▸ Task goal
Go through the material and pull out every line with the string "JSON" in it.

▸ The data
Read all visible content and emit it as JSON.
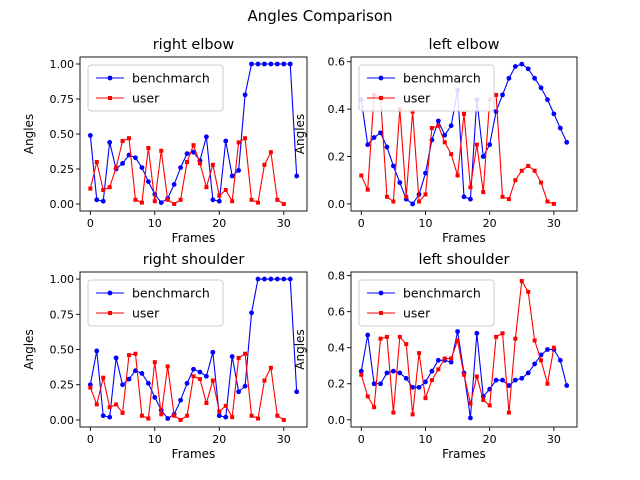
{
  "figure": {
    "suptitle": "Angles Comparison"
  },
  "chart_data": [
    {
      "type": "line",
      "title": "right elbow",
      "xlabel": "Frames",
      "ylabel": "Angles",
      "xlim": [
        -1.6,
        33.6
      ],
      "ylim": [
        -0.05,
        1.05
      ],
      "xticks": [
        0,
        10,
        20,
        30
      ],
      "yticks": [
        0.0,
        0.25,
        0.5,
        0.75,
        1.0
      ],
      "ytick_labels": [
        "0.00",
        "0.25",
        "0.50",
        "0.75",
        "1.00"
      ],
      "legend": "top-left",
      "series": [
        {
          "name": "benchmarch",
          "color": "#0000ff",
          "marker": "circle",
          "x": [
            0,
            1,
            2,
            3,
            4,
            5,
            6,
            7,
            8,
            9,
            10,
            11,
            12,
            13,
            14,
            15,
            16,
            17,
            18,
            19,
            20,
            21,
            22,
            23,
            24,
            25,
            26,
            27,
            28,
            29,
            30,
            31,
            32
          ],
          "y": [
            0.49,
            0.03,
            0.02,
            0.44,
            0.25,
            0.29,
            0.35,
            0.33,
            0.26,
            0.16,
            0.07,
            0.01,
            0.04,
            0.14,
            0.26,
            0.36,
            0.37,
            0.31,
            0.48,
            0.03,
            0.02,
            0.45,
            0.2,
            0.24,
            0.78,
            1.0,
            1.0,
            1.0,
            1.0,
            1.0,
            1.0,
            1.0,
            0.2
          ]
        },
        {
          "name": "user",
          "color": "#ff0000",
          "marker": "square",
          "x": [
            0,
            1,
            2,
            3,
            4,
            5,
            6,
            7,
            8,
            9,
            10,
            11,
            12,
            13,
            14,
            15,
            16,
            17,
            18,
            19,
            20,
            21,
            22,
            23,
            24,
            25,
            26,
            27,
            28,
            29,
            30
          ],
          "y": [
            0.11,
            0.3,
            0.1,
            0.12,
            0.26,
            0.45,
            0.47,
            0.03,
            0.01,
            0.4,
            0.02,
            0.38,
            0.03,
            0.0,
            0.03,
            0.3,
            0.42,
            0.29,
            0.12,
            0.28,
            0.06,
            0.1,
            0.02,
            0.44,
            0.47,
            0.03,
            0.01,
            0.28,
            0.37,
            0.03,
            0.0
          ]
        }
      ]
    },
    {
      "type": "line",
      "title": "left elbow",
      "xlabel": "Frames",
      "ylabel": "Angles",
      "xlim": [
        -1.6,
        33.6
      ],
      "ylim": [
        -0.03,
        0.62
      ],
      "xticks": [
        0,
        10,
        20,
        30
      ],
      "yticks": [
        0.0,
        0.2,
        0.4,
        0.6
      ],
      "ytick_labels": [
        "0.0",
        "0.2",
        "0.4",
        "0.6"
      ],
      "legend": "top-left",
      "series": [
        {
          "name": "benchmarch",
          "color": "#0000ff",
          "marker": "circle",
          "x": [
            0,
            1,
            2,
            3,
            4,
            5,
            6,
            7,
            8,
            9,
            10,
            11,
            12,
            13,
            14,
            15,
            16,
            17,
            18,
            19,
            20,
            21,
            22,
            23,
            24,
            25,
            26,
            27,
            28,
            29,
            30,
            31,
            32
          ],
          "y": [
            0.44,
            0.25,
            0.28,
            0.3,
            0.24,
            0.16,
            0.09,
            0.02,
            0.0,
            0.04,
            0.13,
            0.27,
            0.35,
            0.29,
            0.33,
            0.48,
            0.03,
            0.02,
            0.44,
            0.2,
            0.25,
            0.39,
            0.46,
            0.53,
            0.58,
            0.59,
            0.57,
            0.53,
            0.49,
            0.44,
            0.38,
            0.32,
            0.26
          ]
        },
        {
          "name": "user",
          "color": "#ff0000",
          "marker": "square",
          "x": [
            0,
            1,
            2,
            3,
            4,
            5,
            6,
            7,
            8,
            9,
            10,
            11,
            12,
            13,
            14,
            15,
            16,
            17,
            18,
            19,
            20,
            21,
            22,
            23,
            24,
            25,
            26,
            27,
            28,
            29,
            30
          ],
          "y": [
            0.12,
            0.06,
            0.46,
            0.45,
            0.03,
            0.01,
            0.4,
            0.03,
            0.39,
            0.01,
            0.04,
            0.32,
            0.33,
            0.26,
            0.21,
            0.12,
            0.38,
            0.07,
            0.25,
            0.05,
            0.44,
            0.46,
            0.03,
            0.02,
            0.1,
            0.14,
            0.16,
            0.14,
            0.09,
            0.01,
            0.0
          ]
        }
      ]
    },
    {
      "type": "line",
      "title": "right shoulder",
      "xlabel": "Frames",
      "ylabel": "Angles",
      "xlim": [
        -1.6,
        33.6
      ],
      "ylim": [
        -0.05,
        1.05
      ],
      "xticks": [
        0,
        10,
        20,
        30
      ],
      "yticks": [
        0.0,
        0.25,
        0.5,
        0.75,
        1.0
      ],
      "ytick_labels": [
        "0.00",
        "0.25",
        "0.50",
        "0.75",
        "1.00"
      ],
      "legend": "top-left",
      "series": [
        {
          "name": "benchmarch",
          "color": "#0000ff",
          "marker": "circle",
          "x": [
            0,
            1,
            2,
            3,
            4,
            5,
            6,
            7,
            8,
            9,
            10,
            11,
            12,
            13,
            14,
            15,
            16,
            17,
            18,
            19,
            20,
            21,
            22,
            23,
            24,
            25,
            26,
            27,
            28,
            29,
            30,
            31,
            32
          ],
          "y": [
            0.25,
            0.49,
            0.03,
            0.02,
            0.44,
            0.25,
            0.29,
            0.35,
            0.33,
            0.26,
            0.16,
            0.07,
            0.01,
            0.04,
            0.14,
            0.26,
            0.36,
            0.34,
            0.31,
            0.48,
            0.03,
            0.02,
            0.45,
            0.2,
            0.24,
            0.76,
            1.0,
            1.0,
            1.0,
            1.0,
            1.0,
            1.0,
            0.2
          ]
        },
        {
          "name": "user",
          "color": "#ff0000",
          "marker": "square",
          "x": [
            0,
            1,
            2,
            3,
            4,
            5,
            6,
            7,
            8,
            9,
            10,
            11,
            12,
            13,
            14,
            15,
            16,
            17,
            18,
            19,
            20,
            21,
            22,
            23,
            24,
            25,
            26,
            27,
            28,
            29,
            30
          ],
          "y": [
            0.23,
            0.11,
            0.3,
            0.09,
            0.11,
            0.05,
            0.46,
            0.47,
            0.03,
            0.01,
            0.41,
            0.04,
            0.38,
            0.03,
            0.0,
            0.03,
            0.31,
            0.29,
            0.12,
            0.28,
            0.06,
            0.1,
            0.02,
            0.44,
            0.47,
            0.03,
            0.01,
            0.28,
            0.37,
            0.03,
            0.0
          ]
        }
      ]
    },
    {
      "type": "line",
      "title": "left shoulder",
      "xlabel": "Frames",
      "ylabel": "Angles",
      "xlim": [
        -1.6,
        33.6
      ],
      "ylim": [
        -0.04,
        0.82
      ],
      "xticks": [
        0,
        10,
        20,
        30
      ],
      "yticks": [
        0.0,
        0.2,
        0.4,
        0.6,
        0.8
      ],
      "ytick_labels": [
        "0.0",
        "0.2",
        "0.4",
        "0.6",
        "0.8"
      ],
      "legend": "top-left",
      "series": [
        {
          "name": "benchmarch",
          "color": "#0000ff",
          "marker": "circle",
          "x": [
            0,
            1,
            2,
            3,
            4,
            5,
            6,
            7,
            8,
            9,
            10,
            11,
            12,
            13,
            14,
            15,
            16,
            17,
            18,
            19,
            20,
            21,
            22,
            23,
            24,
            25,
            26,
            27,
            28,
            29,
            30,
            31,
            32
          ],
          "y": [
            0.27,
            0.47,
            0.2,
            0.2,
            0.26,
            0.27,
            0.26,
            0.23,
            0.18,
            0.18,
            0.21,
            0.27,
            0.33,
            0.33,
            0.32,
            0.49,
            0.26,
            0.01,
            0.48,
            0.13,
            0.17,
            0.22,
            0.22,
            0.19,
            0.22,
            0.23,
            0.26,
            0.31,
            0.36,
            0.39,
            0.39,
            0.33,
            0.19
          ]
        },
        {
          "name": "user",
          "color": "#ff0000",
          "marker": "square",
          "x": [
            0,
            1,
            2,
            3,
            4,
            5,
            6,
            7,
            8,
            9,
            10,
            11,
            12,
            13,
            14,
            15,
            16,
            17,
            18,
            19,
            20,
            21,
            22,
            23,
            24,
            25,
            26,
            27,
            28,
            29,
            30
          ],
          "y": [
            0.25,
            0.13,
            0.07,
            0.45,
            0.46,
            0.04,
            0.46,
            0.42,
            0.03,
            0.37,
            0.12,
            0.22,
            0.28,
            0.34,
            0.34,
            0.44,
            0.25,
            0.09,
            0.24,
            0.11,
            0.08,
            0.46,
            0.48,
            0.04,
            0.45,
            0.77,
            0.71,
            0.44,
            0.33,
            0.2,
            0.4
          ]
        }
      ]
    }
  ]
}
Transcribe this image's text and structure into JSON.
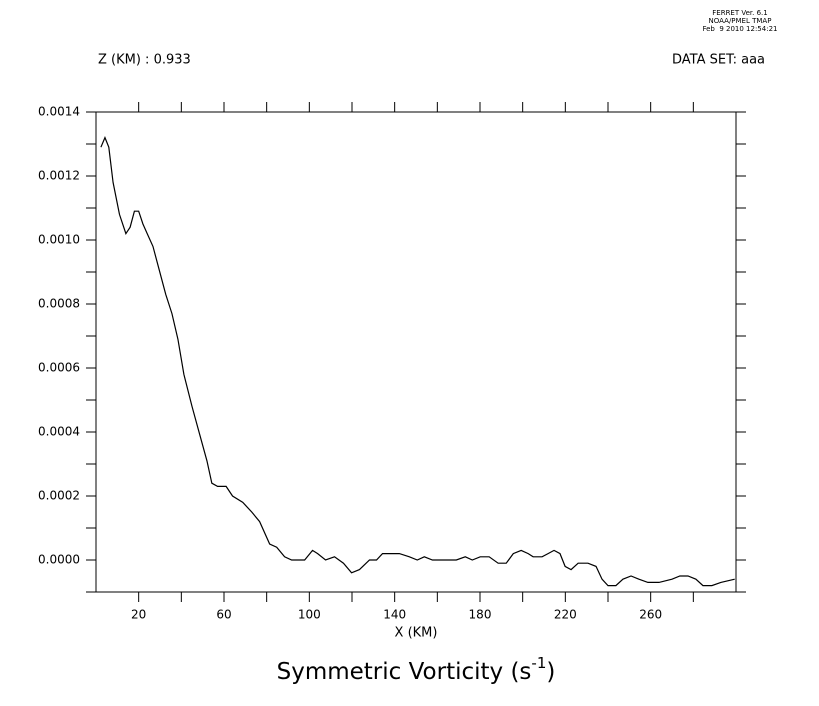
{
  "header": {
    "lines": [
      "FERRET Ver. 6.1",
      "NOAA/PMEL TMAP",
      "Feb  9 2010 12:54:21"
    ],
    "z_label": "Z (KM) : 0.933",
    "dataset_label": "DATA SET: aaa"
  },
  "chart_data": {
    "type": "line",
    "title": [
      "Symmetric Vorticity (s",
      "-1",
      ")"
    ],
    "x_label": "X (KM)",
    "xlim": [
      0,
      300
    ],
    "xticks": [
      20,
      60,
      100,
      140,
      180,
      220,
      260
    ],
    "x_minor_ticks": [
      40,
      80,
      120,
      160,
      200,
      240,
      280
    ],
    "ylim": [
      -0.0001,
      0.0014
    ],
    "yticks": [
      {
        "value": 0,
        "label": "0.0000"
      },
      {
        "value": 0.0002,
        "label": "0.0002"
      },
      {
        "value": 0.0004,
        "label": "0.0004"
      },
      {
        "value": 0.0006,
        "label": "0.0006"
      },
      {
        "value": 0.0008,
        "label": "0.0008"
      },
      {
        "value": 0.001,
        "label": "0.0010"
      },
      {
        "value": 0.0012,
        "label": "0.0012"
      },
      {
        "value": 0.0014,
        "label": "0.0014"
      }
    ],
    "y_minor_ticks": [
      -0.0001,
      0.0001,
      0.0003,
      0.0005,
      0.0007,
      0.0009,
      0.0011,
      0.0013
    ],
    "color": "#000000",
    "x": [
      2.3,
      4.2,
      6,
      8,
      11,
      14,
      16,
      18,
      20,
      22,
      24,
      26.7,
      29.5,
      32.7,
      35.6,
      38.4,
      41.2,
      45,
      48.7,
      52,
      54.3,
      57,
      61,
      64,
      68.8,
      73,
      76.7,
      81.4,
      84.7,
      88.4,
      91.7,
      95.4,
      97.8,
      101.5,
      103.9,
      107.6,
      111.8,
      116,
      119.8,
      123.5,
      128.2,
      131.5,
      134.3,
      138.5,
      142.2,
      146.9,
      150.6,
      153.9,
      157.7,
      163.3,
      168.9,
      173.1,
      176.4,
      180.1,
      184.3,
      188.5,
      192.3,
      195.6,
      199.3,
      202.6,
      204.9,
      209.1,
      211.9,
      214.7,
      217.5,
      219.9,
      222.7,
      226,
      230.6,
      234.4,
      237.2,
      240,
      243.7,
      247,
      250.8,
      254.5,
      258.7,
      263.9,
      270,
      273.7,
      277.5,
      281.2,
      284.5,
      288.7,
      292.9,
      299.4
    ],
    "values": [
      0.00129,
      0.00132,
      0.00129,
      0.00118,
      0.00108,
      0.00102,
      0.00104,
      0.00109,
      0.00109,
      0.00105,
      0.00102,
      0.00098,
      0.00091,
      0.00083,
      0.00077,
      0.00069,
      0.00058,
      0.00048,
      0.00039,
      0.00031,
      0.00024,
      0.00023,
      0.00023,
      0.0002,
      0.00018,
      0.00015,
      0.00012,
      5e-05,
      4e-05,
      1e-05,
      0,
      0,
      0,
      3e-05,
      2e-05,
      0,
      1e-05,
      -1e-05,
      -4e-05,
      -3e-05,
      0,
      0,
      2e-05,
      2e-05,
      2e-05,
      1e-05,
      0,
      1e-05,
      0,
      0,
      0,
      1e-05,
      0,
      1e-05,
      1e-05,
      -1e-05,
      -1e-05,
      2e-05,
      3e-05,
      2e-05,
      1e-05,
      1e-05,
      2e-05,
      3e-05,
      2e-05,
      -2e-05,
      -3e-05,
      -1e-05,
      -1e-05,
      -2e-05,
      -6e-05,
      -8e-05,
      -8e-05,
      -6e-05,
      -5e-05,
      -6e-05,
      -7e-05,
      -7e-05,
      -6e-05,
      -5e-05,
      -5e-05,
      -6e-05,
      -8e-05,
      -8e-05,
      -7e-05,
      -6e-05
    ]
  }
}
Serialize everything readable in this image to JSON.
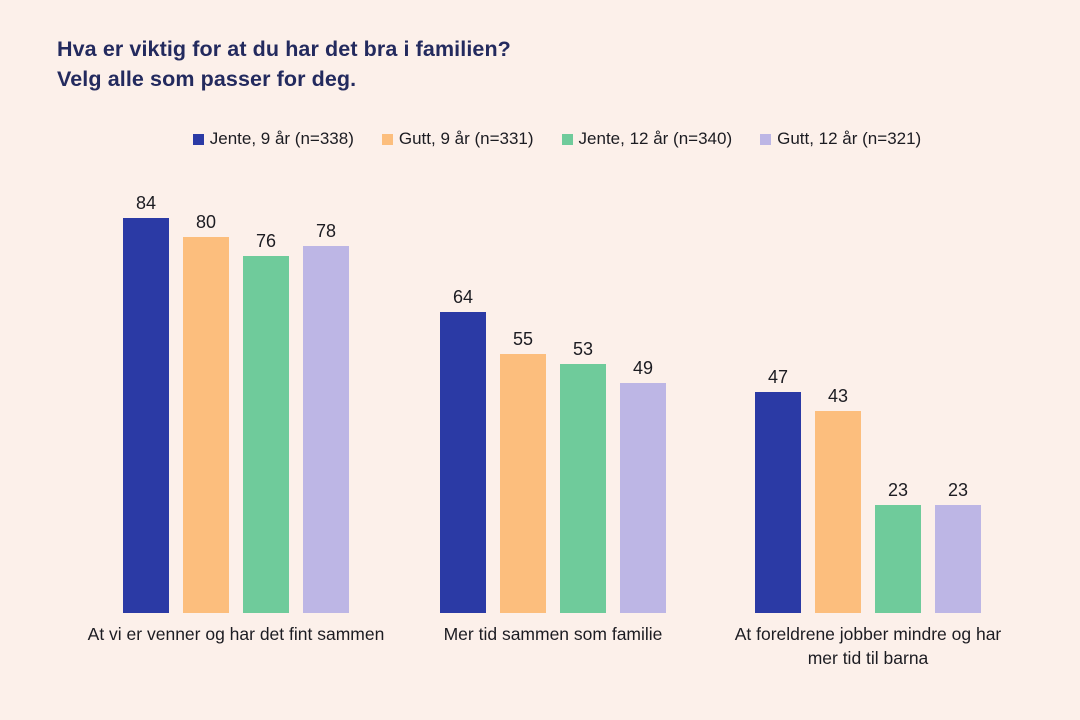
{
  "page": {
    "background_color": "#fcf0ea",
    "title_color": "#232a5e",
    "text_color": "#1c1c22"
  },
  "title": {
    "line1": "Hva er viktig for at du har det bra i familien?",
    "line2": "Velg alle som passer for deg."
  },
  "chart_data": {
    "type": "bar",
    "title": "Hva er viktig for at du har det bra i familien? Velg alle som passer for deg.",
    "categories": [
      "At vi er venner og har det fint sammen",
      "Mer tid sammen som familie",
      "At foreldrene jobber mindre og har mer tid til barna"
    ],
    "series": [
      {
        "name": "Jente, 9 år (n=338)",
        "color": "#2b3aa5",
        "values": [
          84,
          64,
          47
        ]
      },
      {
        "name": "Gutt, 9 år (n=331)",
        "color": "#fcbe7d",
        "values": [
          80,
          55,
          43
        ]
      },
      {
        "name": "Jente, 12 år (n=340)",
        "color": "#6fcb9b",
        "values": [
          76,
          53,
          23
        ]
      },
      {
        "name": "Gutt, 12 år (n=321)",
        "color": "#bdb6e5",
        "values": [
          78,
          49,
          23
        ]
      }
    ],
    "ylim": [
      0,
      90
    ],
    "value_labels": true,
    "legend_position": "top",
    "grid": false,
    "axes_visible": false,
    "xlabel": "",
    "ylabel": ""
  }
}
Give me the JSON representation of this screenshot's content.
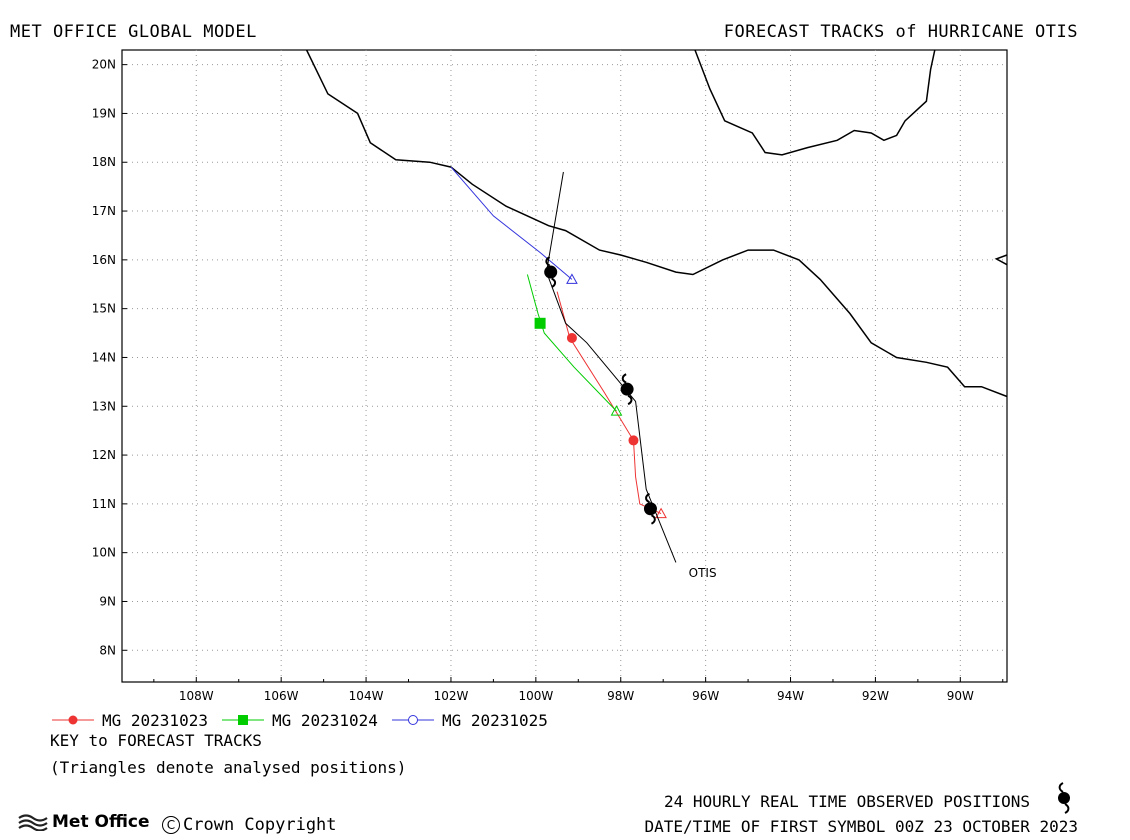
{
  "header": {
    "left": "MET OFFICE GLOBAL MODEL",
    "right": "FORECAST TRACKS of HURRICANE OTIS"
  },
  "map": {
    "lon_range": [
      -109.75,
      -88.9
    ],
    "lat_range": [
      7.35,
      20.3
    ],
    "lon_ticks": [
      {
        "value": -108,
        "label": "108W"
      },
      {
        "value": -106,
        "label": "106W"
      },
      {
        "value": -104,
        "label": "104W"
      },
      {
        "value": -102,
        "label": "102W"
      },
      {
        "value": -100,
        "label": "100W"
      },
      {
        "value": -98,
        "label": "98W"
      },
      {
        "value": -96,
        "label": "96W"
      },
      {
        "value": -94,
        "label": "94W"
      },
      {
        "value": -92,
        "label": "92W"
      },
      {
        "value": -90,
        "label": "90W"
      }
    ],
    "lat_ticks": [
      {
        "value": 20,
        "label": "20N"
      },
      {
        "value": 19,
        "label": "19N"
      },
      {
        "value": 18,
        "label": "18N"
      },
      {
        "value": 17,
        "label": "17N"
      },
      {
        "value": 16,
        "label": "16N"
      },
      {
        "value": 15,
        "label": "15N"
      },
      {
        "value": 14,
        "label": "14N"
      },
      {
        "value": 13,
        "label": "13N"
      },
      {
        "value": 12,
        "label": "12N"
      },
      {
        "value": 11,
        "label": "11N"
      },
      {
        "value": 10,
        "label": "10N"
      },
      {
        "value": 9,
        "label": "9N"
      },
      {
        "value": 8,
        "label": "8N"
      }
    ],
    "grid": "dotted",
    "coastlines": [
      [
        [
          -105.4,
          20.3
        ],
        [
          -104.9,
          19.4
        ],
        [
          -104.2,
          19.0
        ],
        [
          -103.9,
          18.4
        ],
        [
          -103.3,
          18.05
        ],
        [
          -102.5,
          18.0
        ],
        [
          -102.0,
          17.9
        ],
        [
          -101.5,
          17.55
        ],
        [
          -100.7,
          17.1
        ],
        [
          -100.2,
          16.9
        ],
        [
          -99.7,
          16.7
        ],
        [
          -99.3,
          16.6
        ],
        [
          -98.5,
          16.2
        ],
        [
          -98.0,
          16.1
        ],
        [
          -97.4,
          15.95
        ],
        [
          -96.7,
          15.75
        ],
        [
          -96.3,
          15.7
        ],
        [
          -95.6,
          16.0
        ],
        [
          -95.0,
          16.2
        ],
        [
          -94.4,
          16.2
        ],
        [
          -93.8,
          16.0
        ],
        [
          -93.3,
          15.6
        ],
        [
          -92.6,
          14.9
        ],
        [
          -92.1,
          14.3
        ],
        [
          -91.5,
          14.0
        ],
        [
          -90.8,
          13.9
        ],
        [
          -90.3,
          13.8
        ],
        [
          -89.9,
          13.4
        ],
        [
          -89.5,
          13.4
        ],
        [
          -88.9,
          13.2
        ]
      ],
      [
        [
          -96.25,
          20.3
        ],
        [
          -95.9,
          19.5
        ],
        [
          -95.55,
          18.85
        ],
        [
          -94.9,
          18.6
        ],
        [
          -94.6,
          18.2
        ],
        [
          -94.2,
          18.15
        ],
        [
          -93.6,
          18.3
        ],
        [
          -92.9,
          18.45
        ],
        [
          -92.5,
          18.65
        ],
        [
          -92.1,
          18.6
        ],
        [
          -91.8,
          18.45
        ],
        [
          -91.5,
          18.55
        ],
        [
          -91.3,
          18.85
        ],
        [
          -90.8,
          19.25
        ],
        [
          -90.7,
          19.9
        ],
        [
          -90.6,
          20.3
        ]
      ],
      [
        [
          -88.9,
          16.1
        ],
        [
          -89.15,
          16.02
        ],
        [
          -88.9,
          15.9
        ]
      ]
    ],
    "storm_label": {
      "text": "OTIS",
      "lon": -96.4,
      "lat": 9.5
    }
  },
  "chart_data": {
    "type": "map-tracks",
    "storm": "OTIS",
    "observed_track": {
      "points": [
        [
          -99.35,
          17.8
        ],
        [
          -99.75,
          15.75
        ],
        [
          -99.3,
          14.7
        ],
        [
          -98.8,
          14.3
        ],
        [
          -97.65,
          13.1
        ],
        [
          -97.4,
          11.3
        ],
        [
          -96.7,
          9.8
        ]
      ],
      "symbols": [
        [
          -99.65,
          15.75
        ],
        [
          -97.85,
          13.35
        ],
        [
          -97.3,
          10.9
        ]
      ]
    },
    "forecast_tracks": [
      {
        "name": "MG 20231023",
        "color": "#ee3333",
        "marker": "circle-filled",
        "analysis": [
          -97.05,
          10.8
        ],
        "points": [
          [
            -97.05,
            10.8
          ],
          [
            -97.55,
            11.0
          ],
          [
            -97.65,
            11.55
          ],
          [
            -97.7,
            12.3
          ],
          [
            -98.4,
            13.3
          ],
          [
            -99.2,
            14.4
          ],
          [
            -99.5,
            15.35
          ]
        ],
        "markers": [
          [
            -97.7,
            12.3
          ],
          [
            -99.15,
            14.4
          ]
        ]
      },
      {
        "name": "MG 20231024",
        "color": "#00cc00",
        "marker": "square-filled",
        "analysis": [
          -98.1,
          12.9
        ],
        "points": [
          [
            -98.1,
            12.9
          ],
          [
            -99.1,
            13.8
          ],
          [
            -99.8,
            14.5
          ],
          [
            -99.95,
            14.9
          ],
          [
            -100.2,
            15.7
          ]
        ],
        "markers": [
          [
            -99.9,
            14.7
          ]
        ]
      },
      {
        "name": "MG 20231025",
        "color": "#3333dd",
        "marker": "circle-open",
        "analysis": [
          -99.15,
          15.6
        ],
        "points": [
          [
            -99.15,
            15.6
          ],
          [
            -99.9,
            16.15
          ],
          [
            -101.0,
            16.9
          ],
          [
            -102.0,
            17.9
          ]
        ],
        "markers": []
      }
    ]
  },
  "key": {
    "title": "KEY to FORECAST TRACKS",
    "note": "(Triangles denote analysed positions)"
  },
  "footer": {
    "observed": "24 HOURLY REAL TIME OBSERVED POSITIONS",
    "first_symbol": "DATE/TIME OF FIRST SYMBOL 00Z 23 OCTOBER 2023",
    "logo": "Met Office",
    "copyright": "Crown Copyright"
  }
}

▸ Solution for this exercise
Read all visible content and emit it as JSON.
Transcribe this image's text and structure into JSON.
Serialize everything readable in this image to JSON.
Give me the JSON representation of this screenshot's content.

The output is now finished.